Render the lines of every item below as a numbered list, leaving out any blank lines.

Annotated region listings
......

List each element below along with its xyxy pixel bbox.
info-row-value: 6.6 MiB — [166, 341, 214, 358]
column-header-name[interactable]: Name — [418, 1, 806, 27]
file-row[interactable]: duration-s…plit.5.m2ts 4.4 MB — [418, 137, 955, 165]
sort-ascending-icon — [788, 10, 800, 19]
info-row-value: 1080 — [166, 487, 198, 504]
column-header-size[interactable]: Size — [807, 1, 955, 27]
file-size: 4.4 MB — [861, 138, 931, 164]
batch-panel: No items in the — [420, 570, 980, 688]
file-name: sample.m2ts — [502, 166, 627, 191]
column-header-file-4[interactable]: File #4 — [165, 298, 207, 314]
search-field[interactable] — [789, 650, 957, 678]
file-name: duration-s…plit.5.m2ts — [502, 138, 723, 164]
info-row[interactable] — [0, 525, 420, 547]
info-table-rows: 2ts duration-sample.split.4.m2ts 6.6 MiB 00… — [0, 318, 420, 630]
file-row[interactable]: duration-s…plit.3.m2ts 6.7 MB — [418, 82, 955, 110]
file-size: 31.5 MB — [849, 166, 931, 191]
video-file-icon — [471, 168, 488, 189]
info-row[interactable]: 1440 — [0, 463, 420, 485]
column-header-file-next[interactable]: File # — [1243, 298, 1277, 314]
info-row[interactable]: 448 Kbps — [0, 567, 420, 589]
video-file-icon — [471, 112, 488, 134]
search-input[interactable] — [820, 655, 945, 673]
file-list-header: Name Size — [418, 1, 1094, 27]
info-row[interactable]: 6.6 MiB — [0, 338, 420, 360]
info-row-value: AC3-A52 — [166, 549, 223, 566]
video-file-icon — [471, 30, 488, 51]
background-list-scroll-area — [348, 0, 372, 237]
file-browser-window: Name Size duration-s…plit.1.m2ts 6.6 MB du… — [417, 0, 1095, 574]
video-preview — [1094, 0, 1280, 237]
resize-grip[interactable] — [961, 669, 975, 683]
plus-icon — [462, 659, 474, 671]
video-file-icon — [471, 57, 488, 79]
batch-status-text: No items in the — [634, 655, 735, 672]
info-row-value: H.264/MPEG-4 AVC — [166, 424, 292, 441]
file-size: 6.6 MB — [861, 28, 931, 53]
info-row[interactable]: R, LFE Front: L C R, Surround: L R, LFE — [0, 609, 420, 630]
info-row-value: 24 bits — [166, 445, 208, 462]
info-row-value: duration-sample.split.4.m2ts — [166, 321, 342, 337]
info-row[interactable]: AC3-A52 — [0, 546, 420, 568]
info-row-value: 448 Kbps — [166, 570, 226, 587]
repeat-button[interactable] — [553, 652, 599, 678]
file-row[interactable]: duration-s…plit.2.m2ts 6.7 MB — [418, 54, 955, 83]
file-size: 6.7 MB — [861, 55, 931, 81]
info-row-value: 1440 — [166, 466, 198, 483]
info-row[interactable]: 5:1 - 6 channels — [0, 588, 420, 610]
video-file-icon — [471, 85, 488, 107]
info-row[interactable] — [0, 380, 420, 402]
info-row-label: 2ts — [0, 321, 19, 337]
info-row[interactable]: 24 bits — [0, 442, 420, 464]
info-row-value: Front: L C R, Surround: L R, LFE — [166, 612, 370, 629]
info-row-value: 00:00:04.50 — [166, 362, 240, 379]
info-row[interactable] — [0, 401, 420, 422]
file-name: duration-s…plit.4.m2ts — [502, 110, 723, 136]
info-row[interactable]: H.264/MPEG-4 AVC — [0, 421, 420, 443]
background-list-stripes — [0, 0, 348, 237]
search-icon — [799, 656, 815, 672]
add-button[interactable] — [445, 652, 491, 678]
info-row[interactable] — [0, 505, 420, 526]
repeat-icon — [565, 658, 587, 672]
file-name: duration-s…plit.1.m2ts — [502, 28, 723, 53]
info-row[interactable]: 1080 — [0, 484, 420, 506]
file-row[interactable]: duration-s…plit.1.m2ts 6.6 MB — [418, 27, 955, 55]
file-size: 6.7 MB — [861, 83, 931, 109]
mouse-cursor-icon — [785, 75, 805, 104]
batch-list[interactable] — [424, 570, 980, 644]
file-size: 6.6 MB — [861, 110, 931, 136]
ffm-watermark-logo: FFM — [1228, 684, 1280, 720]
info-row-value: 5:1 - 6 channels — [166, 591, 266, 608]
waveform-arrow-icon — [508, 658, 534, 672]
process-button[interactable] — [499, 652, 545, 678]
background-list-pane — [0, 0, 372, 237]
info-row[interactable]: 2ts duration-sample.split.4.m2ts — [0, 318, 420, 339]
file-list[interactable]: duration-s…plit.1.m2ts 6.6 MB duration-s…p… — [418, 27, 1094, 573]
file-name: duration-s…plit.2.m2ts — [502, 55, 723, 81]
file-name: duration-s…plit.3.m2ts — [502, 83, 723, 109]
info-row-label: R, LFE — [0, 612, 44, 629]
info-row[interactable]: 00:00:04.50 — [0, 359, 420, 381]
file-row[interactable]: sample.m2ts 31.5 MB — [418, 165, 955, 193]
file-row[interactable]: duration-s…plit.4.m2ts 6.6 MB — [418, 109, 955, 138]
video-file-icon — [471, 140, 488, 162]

......

> _RESPONSE TO THE EXERCISE_:
1. List each element below along with its xyxy pixel bbox.
2. info-row-value: 6.6 MiB — [166, 341, 214, 358]
3. column-header-name[interactable]: Name — [418, 1, 806, 27]
4. file-row[interactable]: duration-s…plit.5.m2ts 4.4 MB — [418, 137, 955, 165]
5. sort-ascending-icon — [788, 10, 800, 19]
6. info-row-value: 1080 — [166, 487, 198, 504]
7. column-header-size[interactable]: Size — [807, 1, 955, 27]
8. file-size: 4.4 MB — [861, 138, 931, 164]
9. batch-panel: No items in the — [420, 570, 980, 688]
10. file-name: sample.m2ts — [502, 166, 627, 191]
11. column-header-file-4[interactable]: File #4 — [165, 298, 207, 314]
12. search-field[interactable] — [789, 650, 957, 678]
13. file-name: duration-s…plit.5.m2ts — [502, 138, 723, 164]
14. info-row[interactable] — [0, 525, 420, 547]
15. info-table-rows: 2ts duration-sample.split.4.m2ts 6.6 MiB 00… — [0, 318, 420, 630]
16. file-row[interactable]: duration-s…plit.3.m2ts 6.7 MB — [418, 82, 955, 110]
17. file-size: 31.5 MB — [849, 166, 931, 191]
18. video-file-icon — [471, 168, 488, 189]
19. info-row[interactable]: 1440 — [0, 463, 420, 485]
20. column-header-file-next[interactable]: File # — [1243, 298, 1277, 314]
21. info-row[interactable]: 448 Kbps — [0, 567, 420, 589]
22. video-file-icon — [471, 112, 488, 134]
23. search-input[interactable] — [820, 655, 945, 673]
24. file-list-header: Name Size — [418, 1, 1094, 27]
25. info-row[interactable]: 6.6 MiB — [0, 338, 420, 360]
26. info-row-value: AC3-A52 — [166, 549, 223, 566]
27. video-file-icon — [471, 30, 488, 51]
28. background-list-scroll-area — [348, 0, 372, 237]
29. file-browser-window: Name Size duration-s…plit.1.m2ts 6.6 MB du… — [417, 0, 1095, 574]
30. video-preview — [1094, 0, 1280, 237]
31. resize-grip[interactable] — [961, 669, 975, 683]
32. plus-icon — [462, 659, 474, 671]
33. video-file-icon — [471, 57, 488, 79]
34. batch-status-text: No items in the — [634, 655, 735, 672]
35. info-row-value: H.264/MPEG-4 AVC — [166, 424, 292, 441]
36. file-size: 6.6 MB — [861, 28, 931, 53]
37. info-row[interactable]: R, LFE Front: L C R, Surround: L R, LFE — [0, 609, 420, 630]
38. info-row-value: 24 bits — [166, 445, 208, 462]
39. info-row-value: duration-sample.split.4.m2ts — [166, 321, 342, 337]
40. info-row[interactable]: AC3-A52 — [0, 546, 420, 568]
41. info-row-value: 448 Kbps — [166, 570, 226, 587]
42. repeat-button[interactable] — [553, 652, 599, 678]
43. file-row[interactable]: duration-s…plit.2.m2ts 6.7 MB — [418, 54, 955, 83]
44. file-size: 6.7 MB — [861, 55, 931, 81]
45. info-row-value: 1440 — [166, 466, 198, 483]
46. info-row[interactable]: 5:1 - 6 channels — [0, 588, 420, 610]
47. video-file-icon — [471, 85, 488, 107]
48. info-row[interactable] — [0, 380, 420, 402]
49. info-row-label: 2ts — [0, 321, 19, 337]
50. info-row[interactable]: 24 bits — [0, 442, 420, 464]
51. info-row-value: Front: L C R, Surround: L R, LFE — [166, 612, 370, 629]
52. info-row-value: 00:00:04.50 — [166, 362, 240, 379]
53. info-row[interactable] — [0, 401, 420, 422]
54. file-name: duration-s…plit.4.m2ts — [502, 110, 723, 136]
55. info-row[interactable]: H.264/MPEG-4 AVC — [0, 421, 420, 443]
56. background-list-stripes — [0, 0, 348, 237]
57. search-icon — [799, 656, 815, 672]
58. add-button[interactable] — [445, 652, 491, 678]
59. info-row[interactable] — [0, 505, 420, 526]
60. repeat-icon — [565, 658, 587, 672]
61. file-name: duration-s…plit.1.m2ts — [502, 28, 723, 53]
62. info-row[interactable]: 1080 — [0, 484, 420, 506]
63. file-row[interactable]: duration-s…plit.1.m2ts 6.6 MB — [418, 27, 955, 55]
64. file-size: 6.7 MB — [861, 83, 931, 109]
65. mouse-cursor-icon — [785, 75, 805, 104]
66. batch-list[interactable] — [424, 570, 980, 644]
67. file-size: 6.6 MB — [861, 110, 931, 136]
68. ffm-watermark-logo: FFM — [1228, 684, 1280, 720]
69. info-row-value: 5:1 - 6 channels — [166, 591, 266, 608]
70. waveform-arrow-icon — [508, 658, 534, 672]
71. process-button[interactable] — [499, 652, 545, 678]
72. background-list-pane — [0, 0, 372, 237]
73. info-row[interactable]: 2ts duration-sample.split.4.m2ts — [0, 318, 420, 339]
74. file-list[interactable]: duration-s…plit.1.m2ts 6.6 MB duration-s…p… — [418, 27, 1094, 573]
75. file-name: duration-s…plit.2.m2ts — [502, 55, 723, 81]
76. file-name: duration-s…plit.3.m2ts — [502, 83, 723, 109]
77. info-row-label: R, LFE — [0, 612, 44, 629]
78. info-row[interactable]: 00:00:04.50 — [0, 359, 420, 381]
79. file-row[interactable]: sample.m2ts 31.5 MB — [418, 165, 955, 193]
80. file-row[interactable]: duration-s…plit.4.m2ts 6.6 MB — [418, 109, 955, 138]
81. video-file-icon — [471, 140, 488, 162]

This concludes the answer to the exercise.